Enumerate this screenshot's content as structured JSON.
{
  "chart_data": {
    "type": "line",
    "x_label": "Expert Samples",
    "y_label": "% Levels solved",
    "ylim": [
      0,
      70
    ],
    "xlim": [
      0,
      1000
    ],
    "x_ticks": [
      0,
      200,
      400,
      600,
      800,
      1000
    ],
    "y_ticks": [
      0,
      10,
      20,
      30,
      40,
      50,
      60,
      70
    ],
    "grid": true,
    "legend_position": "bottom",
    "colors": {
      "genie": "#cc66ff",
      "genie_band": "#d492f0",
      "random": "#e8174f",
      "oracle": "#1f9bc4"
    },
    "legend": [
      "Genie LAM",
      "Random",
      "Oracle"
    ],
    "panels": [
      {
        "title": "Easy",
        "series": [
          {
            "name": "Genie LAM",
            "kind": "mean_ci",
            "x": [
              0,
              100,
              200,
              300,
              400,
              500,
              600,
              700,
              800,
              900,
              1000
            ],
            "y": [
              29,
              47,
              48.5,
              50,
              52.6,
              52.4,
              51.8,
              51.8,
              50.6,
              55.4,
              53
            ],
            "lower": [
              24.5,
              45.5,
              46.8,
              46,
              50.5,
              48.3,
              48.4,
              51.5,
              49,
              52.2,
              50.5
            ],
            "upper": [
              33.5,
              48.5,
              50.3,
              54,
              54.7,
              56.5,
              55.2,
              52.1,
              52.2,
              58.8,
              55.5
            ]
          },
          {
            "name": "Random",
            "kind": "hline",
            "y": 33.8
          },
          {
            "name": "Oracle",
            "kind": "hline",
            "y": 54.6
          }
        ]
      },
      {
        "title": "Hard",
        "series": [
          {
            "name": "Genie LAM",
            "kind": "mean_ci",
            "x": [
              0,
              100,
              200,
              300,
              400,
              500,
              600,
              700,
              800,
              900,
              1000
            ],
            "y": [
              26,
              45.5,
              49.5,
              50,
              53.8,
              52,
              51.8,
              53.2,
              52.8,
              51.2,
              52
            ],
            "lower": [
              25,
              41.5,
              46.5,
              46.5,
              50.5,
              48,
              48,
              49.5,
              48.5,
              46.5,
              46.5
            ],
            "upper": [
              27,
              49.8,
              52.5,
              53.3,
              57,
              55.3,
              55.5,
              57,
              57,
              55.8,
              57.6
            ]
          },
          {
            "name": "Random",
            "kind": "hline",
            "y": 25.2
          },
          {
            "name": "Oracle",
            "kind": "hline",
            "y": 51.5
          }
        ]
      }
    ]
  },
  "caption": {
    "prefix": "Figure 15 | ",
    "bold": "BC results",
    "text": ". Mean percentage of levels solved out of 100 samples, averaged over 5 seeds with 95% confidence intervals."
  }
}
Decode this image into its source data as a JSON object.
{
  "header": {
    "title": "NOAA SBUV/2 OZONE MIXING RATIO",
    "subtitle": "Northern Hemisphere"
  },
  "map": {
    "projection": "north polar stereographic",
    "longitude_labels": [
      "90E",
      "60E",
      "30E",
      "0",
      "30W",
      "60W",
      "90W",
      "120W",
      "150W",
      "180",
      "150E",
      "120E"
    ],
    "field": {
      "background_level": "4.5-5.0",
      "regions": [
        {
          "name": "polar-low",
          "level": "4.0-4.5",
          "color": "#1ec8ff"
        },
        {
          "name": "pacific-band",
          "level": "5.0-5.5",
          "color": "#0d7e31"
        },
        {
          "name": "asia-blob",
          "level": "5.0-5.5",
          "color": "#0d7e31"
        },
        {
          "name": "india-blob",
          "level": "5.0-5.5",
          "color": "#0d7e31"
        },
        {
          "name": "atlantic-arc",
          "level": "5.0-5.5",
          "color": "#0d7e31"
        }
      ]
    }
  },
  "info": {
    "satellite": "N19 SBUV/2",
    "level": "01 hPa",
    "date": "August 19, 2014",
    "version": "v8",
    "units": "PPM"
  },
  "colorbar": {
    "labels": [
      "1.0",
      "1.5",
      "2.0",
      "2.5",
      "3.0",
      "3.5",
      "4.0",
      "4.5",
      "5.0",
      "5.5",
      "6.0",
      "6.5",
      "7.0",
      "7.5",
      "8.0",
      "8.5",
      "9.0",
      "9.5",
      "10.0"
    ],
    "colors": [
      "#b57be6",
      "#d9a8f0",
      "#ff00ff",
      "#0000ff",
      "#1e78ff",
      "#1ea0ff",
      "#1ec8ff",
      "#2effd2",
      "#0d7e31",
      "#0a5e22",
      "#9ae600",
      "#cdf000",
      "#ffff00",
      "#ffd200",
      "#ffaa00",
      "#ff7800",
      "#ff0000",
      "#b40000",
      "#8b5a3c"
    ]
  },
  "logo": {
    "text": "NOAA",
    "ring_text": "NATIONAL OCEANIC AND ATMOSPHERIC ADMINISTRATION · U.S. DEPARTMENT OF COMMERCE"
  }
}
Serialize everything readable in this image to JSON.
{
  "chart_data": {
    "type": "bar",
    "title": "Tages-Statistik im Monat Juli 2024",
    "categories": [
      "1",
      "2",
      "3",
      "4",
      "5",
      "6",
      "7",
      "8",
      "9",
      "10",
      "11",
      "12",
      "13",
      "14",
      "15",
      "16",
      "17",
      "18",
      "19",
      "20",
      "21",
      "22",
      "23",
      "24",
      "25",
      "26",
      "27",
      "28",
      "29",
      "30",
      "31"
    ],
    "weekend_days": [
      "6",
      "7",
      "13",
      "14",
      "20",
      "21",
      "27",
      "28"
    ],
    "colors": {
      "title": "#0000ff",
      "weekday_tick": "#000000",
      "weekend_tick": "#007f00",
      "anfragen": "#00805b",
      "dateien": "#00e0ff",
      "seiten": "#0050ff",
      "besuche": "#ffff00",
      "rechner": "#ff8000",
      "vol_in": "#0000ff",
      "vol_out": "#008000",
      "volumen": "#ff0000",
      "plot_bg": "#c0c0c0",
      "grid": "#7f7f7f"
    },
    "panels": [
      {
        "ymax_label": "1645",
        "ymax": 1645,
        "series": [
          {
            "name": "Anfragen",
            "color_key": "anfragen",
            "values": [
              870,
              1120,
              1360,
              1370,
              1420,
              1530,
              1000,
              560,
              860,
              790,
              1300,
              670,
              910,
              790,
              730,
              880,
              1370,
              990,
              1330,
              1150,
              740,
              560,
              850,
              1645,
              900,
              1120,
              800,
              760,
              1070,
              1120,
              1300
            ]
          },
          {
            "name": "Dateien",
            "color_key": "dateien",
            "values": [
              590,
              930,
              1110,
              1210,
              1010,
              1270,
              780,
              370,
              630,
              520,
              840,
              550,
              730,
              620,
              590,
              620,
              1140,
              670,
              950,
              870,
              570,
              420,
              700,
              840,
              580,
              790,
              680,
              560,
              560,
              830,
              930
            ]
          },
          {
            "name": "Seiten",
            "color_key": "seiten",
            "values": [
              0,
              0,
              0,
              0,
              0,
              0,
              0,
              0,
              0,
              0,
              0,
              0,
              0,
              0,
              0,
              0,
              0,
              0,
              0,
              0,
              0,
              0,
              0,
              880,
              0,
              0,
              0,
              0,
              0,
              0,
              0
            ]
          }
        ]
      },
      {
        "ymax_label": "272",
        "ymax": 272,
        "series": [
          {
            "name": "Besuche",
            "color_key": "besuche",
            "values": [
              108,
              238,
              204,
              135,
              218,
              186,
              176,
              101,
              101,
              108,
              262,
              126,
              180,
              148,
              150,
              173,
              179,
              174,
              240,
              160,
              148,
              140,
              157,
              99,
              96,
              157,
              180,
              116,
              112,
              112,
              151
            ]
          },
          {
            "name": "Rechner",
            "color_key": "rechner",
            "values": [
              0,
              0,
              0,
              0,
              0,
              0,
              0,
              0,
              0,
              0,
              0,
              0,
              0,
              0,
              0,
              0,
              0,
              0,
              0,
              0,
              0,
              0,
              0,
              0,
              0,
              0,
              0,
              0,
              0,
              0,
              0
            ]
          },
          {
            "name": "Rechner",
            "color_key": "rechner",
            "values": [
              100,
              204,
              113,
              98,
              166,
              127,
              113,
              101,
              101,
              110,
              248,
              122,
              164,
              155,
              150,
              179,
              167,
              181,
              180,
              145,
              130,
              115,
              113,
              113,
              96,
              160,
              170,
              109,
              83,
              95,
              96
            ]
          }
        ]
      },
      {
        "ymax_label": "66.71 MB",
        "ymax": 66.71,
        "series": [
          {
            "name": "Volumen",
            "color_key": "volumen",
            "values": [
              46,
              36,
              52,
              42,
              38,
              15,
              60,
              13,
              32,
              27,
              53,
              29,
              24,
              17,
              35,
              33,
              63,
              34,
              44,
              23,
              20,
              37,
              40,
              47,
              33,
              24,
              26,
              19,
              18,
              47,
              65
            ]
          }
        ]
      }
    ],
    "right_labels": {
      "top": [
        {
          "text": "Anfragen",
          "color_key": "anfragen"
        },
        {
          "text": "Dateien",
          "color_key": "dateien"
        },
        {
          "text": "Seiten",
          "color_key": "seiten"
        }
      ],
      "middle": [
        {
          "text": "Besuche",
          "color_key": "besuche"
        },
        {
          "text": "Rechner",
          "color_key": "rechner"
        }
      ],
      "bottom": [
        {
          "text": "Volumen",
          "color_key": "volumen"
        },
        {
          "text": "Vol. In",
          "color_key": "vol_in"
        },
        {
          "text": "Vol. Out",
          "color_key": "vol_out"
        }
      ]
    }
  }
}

-------

* Exercise directions
Report how many lines of the entries hold the string "solved". Provide the number alone.

* Solution to the problem
2